Challenge: Could you print every record below exactly as it appears?

** Start **

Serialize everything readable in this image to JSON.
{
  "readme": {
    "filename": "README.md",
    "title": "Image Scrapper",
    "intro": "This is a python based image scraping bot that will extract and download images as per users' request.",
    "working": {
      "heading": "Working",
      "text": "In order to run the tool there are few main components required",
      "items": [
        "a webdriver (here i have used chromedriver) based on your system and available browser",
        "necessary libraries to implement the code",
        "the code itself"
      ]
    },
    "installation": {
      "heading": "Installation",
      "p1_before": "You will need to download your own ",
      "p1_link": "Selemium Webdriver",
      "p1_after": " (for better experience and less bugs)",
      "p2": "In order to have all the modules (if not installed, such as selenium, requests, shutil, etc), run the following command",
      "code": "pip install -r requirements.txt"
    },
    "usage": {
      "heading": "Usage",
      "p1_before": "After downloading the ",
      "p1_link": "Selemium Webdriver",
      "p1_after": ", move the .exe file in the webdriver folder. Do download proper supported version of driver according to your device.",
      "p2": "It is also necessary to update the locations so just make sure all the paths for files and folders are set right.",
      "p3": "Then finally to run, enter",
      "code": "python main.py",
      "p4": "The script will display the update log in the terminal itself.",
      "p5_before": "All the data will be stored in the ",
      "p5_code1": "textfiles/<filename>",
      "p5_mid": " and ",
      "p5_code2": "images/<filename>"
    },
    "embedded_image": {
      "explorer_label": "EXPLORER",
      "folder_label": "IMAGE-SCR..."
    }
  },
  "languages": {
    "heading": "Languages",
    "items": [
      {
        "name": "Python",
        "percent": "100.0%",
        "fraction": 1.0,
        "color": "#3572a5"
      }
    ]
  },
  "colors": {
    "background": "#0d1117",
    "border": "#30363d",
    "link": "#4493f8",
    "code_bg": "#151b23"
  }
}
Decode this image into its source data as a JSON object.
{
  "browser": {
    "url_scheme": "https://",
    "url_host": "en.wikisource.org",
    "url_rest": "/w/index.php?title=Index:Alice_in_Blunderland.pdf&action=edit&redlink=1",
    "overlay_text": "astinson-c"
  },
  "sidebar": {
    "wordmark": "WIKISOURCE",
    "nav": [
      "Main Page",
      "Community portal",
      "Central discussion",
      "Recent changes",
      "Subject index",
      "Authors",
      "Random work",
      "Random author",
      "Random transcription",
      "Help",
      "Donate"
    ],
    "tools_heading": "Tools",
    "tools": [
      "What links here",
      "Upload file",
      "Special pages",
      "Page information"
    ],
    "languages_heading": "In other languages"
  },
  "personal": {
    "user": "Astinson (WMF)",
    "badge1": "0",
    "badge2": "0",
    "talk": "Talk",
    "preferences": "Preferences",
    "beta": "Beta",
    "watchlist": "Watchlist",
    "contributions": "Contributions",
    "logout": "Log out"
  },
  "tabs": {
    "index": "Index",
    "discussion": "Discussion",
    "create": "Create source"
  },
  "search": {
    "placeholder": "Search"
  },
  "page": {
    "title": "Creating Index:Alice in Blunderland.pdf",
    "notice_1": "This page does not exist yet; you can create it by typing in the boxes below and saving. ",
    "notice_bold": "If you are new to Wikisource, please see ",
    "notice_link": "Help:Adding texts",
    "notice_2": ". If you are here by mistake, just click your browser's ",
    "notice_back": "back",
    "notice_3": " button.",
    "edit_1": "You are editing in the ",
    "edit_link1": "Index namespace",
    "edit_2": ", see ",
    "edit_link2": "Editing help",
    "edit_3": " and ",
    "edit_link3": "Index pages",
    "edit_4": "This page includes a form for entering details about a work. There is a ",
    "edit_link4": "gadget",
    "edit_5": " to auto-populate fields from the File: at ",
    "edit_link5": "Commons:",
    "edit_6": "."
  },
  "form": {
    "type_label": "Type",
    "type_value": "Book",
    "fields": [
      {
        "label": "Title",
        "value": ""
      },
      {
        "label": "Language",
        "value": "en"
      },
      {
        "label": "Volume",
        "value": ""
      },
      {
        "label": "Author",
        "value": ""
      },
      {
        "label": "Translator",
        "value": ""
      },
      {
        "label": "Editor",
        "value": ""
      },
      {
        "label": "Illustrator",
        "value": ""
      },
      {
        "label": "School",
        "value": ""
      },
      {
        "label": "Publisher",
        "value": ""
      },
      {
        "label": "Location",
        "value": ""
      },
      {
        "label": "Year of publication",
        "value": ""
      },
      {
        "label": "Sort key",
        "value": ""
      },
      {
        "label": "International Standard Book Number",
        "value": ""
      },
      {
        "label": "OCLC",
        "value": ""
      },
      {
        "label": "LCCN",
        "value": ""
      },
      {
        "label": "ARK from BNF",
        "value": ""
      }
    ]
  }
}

** End **

Task response:
Serialize everything readable in this image to JSON.
{
  "readme": {
    "filename": "README.md",
    "title": "Image Scrapper",
    "intro": "This is a python based image scraping bot that will extract and download images as per users' request.",
    "working": {
      "heading": "Working",
      "text": "In order to run the tool there are few main components required",
      "items": [
        "a webdriver (here i have used chromedriver) based on your system and available browser",
        "necessary libraries to implement the code",
        "the code itself"
      ]
    },
    "installation": {
      "heading": "Installation",
      "p1_before": "You will need to download your own ",
      "p1_link": "Selemium Webdriver",
      "p1_after": " (for better experience and less bugs)",
      "p2": "In order to have all the modules (if not installed, such as selenium, requests, shutil, etc), run the following command",
      "code": "pip install -r requirements.txt"
    },
    "usage": {
      "heading": "Usage",
      "p1_before": "After downloading the ",
      "p1_link": "Selemium Webdriver",
      "p1_after": ", move the .exe file in the webdriver folder. Do download proper supported version of driver according to your device.",
      "p2": "It is also necessary to update the locations so just make sure all the paths for files and folders are set right.",
      "p3": "Then finally to run, enter",
      "code": "python main.py",
      "p4": "The script will display the update log in the terminal itself.",
      "p5_before": "All the data will be stored in the ",
      "p5_code1": "textfiles/<filename>",
      "p5_mid": " and ",
      "p5_code2": "images/<filename>"
    },
    "embedded_image": {
      "explorer_label": "EXPLORER",
      "folder_label": "IMAGE-SCR..."
    }
  },
  "languages": {
    "heading": "Languages",
    "items": [
      {
        "name": "Python",
        "percent": "100.0%",
        "fraction": 1.0,
        "color": "#3572a5"
      }
    ]
  },
  "colors": {
    "background": "#0d1117",
    "border": "#30363d",
    "link": "#4493f8",
    "code_bg": "#151b23"
  }
}
Decode this image into its source data as a JSON object.
{
  "browser": {
    "url_scheme": "https://",
    "url_host": "en.wikisource.org",
    "url_rest": "/w/index.php?title=Index:Alice_in_Blunderland.pdf&action=edit&redlink=1",
    "overlay_text": "astinson-c"
  },
  "sidebar": {
    "wordmark": "WIKISOURCE",
    "nav": [
      "Main Page",
      "Community portal",
      "Central discussion",
      "Recent changes",
      "Subject index",
      "Authors",
      "Random work",
      "Random author",
      "Random transcription",
      "Help",
      "Donate"
    ],
    "tools_heading": "Tools",
    "tools": [
      "What links here",
      "Upload file",
      "Special pages",
      "Page information"
    ],
    "languages_heading": "In other languages"
  },
  "personal": {
    "user": "Astinson (WMF)",
    "badge1": "0",
    "badge2": "0",
    "talk": "Talk",
    "preferences": "Preferences",
    "beta": "Beta",
    "watchlist": "Watchlist",
    "contributions": "Contributions",
    "logout": "Log out"
  },
  "tabs": {
    "index": "Index",
    "discussion": "Discussion",
    "create": "Create source"
  },
  "search": {
    "placeholder": "Search"
  },
  "page": {
    "title": "Creating Index:Alice in Blunderland.pdf",
    "notice_1": "This page does not exist yet; you can create it by typing in the boxes below and saving. ",
    "notice_bold": "If you are new to Wikisource, please see ",
    "notice_link": "Help:Adding texts",
    "notice_2": ". If you are here by mistake, just click your browser's ",
    "notice_back": "back",
    "notice_3": " button.",
    "edit_1": "You are editing in the ",
    "edit_link1": "Index namespace",
    "edit_2": ", see ",
    "edit_link2": "Editing help",
    "edit_3": " and ",
    "edit_link3": "Index pages",
    "edit_4": "This page includes a form for entering details about a work. There is a ",
    "edit_link4": "gadget",
    "edit_5": " to auto-populate fields from the File: at ",
    "edit_link5": "Commons:",
    "edit_6": "."
  },
  "form": {
    "type_label": "Type",
    "type_value": "Book",
    "fields": [
      {
        "label": "Title",
        "value": ""
      },
      {
        "label": "Language",
        "value": "en"
      },
      {
        "label": "Volume",
        "value": ""
      },
      {
        "label": "Author",
        "value": ""
      },
      {
        "label": "Translator",
        "value": ""
      },
      {
        "label": "Editor",
        "value": ""
      },
      {
        "label": "Illustrator",
        "value": ""
      },
      {
        "label": "School",
        "value": ""
      },
      {
        "label": "Publisher",
        "value": ""
      },
      {
        "label": "Location",
        "value": ""
      },
      {
        "label": "Year of publication",
        "value": ""
      },
      {
        "label": "Sort key",
        "value": ""
      },
      {
        "label": "International Standard Book Number",
        "value": ""
      },
      {
        "label": "OCLC",
        "value": ""
      },
      {
        "label": "LCCN",
        "value": ""
      },
      {
        "label": "ARK from BNF",
        "value": ""
      }
    ]
  }
}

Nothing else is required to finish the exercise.